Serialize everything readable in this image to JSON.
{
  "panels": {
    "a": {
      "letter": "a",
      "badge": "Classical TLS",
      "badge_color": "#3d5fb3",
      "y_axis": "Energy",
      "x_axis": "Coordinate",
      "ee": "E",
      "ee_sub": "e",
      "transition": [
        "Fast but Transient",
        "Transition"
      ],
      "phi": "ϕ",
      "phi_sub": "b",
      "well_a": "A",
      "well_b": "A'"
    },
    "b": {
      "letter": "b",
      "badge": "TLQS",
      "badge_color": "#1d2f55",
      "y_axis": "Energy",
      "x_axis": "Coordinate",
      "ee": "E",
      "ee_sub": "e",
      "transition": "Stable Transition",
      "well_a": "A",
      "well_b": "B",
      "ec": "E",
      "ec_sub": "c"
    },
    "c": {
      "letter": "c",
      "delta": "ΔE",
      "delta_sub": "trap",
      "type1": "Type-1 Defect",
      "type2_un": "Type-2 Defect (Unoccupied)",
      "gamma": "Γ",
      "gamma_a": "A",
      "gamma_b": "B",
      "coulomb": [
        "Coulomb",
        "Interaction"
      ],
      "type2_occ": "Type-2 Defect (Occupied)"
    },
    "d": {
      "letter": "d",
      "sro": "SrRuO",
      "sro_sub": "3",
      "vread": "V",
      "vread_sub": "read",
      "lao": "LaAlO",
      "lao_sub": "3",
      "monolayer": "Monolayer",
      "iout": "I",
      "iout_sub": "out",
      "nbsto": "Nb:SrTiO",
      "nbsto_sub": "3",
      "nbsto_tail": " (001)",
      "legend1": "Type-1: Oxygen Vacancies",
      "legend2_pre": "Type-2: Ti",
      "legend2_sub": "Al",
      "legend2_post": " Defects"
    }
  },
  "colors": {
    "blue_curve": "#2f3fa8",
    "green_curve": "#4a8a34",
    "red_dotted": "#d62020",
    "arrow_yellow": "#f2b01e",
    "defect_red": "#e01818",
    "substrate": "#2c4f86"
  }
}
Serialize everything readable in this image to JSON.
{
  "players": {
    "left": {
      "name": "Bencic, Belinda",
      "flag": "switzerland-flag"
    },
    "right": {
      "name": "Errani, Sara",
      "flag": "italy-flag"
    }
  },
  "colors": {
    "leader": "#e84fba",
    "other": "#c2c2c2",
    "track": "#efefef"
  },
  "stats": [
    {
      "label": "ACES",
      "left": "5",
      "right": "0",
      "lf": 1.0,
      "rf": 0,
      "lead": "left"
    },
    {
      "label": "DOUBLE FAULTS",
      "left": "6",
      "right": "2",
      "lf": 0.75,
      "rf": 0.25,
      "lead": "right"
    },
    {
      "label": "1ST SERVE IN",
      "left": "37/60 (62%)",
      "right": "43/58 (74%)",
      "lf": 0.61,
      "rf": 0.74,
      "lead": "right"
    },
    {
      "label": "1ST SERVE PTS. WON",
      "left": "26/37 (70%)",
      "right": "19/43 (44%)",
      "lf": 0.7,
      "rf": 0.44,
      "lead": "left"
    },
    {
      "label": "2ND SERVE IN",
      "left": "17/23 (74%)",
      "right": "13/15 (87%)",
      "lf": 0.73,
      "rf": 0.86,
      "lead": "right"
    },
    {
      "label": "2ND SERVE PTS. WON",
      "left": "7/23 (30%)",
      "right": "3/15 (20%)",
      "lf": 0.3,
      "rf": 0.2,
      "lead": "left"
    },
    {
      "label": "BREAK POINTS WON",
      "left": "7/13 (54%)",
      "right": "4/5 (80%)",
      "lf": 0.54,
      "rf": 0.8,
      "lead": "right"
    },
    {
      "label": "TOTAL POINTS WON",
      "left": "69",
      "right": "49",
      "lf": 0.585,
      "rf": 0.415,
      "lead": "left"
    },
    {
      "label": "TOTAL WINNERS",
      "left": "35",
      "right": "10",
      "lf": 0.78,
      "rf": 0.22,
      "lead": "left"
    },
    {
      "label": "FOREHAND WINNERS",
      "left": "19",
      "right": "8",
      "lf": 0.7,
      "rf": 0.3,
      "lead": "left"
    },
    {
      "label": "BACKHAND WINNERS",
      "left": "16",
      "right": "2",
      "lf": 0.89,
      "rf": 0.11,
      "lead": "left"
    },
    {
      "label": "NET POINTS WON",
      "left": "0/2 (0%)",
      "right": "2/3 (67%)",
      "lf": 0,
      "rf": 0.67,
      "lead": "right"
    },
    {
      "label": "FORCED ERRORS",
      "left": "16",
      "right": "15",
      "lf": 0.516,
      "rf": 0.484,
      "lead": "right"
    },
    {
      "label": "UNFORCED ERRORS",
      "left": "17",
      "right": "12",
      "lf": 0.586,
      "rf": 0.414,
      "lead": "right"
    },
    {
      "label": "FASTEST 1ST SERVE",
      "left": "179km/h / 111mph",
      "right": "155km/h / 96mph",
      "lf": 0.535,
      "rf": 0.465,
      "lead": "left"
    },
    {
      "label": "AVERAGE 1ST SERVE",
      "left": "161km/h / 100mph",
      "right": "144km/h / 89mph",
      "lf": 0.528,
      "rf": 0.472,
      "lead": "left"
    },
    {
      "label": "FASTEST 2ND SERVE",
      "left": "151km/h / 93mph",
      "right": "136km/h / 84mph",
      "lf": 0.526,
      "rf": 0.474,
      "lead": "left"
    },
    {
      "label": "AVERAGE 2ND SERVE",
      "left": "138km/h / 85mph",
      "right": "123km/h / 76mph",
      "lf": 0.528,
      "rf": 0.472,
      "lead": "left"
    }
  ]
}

### YOUR GOAL:
Check each line of the records for the word "POINTS" and extract those that contain it.

### EXERCISE RESULT:
      "label": "BREAK POINTS WON",
      "label": "TOTAL POINTS WON",
      "label": "NET POINTS WON",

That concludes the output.